> _Stated task_: Copy every entry exactly.

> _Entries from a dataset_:

══════

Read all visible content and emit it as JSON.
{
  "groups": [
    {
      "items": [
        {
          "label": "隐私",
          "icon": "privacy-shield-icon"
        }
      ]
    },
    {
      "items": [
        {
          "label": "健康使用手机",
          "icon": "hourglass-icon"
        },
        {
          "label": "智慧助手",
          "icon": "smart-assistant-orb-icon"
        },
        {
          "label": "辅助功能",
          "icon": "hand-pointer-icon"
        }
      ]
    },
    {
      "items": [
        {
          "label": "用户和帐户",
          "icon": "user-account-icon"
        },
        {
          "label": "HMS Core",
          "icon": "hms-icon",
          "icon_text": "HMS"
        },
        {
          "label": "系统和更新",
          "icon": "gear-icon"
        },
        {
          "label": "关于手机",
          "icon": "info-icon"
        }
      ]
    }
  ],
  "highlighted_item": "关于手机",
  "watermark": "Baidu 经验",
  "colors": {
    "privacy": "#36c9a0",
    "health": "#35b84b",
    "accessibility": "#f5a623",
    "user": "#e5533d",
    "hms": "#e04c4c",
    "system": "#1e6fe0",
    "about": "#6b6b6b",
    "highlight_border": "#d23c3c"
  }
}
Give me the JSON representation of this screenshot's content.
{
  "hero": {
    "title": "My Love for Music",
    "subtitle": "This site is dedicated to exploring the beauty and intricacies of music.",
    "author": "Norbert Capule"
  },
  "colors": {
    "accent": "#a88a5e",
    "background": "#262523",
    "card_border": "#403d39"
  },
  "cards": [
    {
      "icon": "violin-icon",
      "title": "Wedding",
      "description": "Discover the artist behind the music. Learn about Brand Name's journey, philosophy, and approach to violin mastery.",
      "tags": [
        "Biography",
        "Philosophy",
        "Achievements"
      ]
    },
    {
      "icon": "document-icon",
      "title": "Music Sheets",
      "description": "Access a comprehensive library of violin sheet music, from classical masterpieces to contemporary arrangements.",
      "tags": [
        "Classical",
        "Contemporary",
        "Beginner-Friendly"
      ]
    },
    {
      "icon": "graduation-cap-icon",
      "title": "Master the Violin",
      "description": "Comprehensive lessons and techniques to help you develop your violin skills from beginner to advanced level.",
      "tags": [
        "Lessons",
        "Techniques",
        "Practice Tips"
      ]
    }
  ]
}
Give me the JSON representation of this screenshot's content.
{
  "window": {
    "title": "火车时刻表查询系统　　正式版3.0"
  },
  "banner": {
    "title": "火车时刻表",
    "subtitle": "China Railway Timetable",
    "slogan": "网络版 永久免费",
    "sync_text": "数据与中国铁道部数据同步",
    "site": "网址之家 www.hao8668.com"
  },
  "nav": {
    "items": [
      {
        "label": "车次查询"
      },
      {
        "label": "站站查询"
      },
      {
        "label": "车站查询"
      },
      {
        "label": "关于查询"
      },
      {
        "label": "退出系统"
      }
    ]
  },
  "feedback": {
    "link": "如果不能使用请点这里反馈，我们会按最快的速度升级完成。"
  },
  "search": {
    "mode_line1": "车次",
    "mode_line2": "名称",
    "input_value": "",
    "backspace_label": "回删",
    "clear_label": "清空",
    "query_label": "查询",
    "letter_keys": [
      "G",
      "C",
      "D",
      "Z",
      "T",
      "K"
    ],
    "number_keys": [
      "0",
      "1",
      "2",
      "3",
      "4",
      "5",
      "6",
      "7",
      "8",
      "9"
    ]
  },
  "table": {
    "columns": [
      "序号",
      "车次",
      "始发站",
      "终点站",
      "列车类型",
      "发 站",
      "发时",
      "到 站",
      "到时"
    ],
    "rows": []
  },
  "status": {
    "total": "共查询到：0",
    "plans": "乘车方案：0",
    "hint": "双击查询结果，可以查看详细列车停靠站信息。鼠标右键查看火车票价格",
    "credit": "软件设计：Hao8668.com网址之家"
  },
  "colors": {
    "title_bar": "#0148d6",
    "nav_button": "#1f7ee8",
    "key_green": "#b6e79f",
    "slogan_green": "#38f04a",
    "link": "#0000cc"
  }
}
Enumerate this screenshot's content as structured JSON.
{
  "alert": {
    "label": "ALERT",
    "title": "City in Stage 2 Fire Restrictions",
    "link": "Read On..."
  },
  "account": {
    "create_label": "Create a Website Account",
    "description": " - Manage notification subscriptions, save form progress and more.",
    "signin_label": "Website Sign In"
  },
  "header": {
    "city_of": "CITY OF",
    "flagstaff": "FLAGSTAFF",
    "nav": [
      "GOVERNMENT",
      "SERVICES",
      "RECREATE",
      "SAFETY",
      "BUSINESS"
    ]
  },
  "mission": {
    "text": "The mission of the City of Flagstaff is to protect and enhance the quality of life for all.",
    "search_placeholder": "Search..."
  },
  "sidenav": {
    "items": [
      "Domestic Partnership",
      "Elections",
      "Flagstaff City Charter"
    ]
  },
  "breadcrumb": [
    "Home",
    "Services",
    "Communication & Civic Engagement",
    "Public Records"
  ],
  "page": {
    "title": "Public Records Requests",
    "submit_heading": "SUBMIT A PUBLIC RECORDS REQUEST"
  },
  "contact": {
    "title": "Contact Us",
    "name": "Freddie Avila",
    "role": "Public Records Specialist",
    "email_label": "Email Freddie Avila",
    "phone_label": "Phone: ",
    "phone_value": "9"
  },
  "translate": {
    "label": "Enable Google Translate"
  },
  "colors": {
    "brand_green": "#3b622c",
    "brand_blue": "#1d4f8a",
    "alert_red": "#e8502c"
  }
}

══════

> _Answer for the task_:
Read all visible content and emit it as JSON.
{
  "groups": [
    {
      "items": [
        {
          "label": "隐私",
          "icon": "privacy-shield-icon"
        }
      ]
    },
    {
      "items": [
        {
          "label": "健康使用手机",
          "icon": "hourglass-icon"
        },
        {
          "label": "智慧助手",
          "icon": "smart-assistant-orb-icon"
        },
        {
          "label": "辅助功能",
          "icon": "hand-pointer-icon"
        }
      ]
    },
    {
      "items": [
        {
          "label": "用户和帐户",
          "icon": "user-account-icon"
        },
        {
          "label": "HMS Core",
          "icon": "hms-icon",
          "icon_text": "HMS"
        },
        {
          "label": "系统和更新",
          "icon": "gear-icon"
        },
        {
          "label": "关于手机",
          "icon": "info-icon"
        }
      ]
    }
  ],
  "highlighted_item": "关于手机",
  "watermark": "Baidu 经验",
  "colors": {
    "privacy": "#36c9a0",
    "health": "#35b84b",
    "accessibility": "#f5a623",
    "user": "#e5533d",
    "hms": "#e04c4c",
    "system": "#1e6fe0",
    "about": "#6b6b6b",
    "highlight_border": "#d23c3c"
  }
}
Give me the JSON representation of this screenshot's content.
{
  "hero": {
    "title": "My Love for Music",
    "subtitle": "This site is dedicated to exploring the beauty and intricacies of music.",
    "author": "Norbert Capule"
  },
  "colors": {
    "accent": "#a88a5e",
    "background": "#262523",
    "card_border": "#403d39"
  },
  "cards": [
    {
      "icon": "violin-icon",
      "title": "Wedding",
      "description": "Discover the artist behind the music. Learn about Brand Name's journey, philosophy, and approach to violin mastery.",
      "tags": [
        "Biography",
        "Philosophy",
        "Achievements"
      ]
    },
    {
      "icon": "document-icon",
      "title": "Music Sheets",
      "description": "Access a comprehensive library of violin sheet music, from classical masterpieces to contemporary arrangements.",
      "tags": [
        "Classical",
        "Contemporary",
        "Beginner-Friendly"
      ]
    },
    {
      "icon": "graduation-cap-icon",
      "title": "Master the Violin",
      "description": "Comprehensive lessons and techniques to help you develop your violin skills from beginner to advanced level.",
      "tags": [
        "Lessons",
        "Techniques",
        "Practice Tips"
      ]
    }
  ]
}
Give me the JSON representation of this screenshot's content.
{
  "window": {
    "title": "火车时刻表查询系统　　正式版3.0"
  },
  "banner": {
    "title": "火车时刻表",
    "subtitle": "China Railway Timetable",
    "slogan": "网络版 永久免费",
    "sync_text": "数据与中国铁道部数据同步",
    "site": "网址之家 www.hao8668.com"
  },
  "nav": {
    "items": [
      {
        "label": "车次查询"
      },
      {
        "label": "站站查询"
      },
      {
        "label": "车站查询"
      },
      {
        "label": "关于查询"
      },
      {
        "label": "退出系统"
      }
    ]
  },
  "feedback": {
    "link": "如果不能使用请点这里反馈，我们会按最快的速度升级完成。"
  },
  "search": {
    "mode_line1": "车次",
    "mode_line2": "名称",
    "input_value": "",
    "backspace_label": "回删",
    "clear_label": "清空",
    "query_label": "查询",
    "letter_keys": [
      "G",
      "C",
      "D",
      "Z",
      "T",
      "K"
    ],
    "number_keys": [
      "0",
      "1",
      "2",
      "3",
      "4",
      "5",
      "6",
      "7",
      "8",
      "9"
    ]
  },
  "table": {
    "columns": [
      "序号",
      "车次",
      "始发站",
      "终点站",
      "列车类型",
      "发 站",
      "发时",
      "到 站",
      "到时"
    ],
    "rows": []
  },
  "status": {
    "total": "共查询到：0",
    "plans": "乘车方案：0",
    "hint": "双击查询结果，可以查看详细列车停靠站信息。鼠标右键查看火车票价格",
    "credit": "软件设计：Hao8668.com网址之家"
  },
  "colors": {
    "title_bar": "#0148d6",
    "nav_button": "#1f7ee8",
    "key_green": "#b6e79f",
    "slogan_green": "#38f04a",
    "link": "#0000cc"
  }
}
Enumerate this screenshot's content as structured JSON.
{
  "alert": {
    "label": "ALERT",
    "title": "City in Stage 2 Fire Restrictions",
    "link": "Read On..."
  },
  "account": {
    "create_label": "Create a Website Account",
    "description": " - Manage notification subscriptions, save form progress and more.",
    "signin_label": "Website Sign In"
  },
  "header": {
    "city_of": "CITY OF",
    "flagstaff": "FLAGSTAFF",
    "nav": [
      "GOVERNMENT",
      "SERVICES",
      "RECREATE",
      "SAFETY",
      "BUSINESS"
    ]
  },
  "mission": {
    "text": "The mission of the City of Flagstaff is to protect and enhance the quality of life for all.",
    "search_placeholder": "Search..."
  },
  "sidenav": {
    "items": [
      "Domestic Partnership",
      "Elections",
      "Flagstaff City Charter"
    ]
  },
  "breadcrumb": [
    "Home",
    "Services",
    "Communication & Civic Engagement",
    "Public Records"
  ],
  "page": {
    "title": "Public Records Requests",
    "submit_heading": "SUBMIT A PUBLIC RECORDS REQUEST"
  },
  "contact": {
    "title": "Contact Us",
    "name": "Freddie Avila",
    "role": "Public Records Specialist",
    "email_label": "Email Freddie Avila",
    "phone_label": "Phone: ",
    "phone_value": "9"
  },
  "translate": {
    "label": "Enable Google Translate"
  },
  "colors": {
    "brand_green": "#3b622c",
    "brand_blue": "#1d4f8a",
    "alert_red": "#e8502c"
  }
}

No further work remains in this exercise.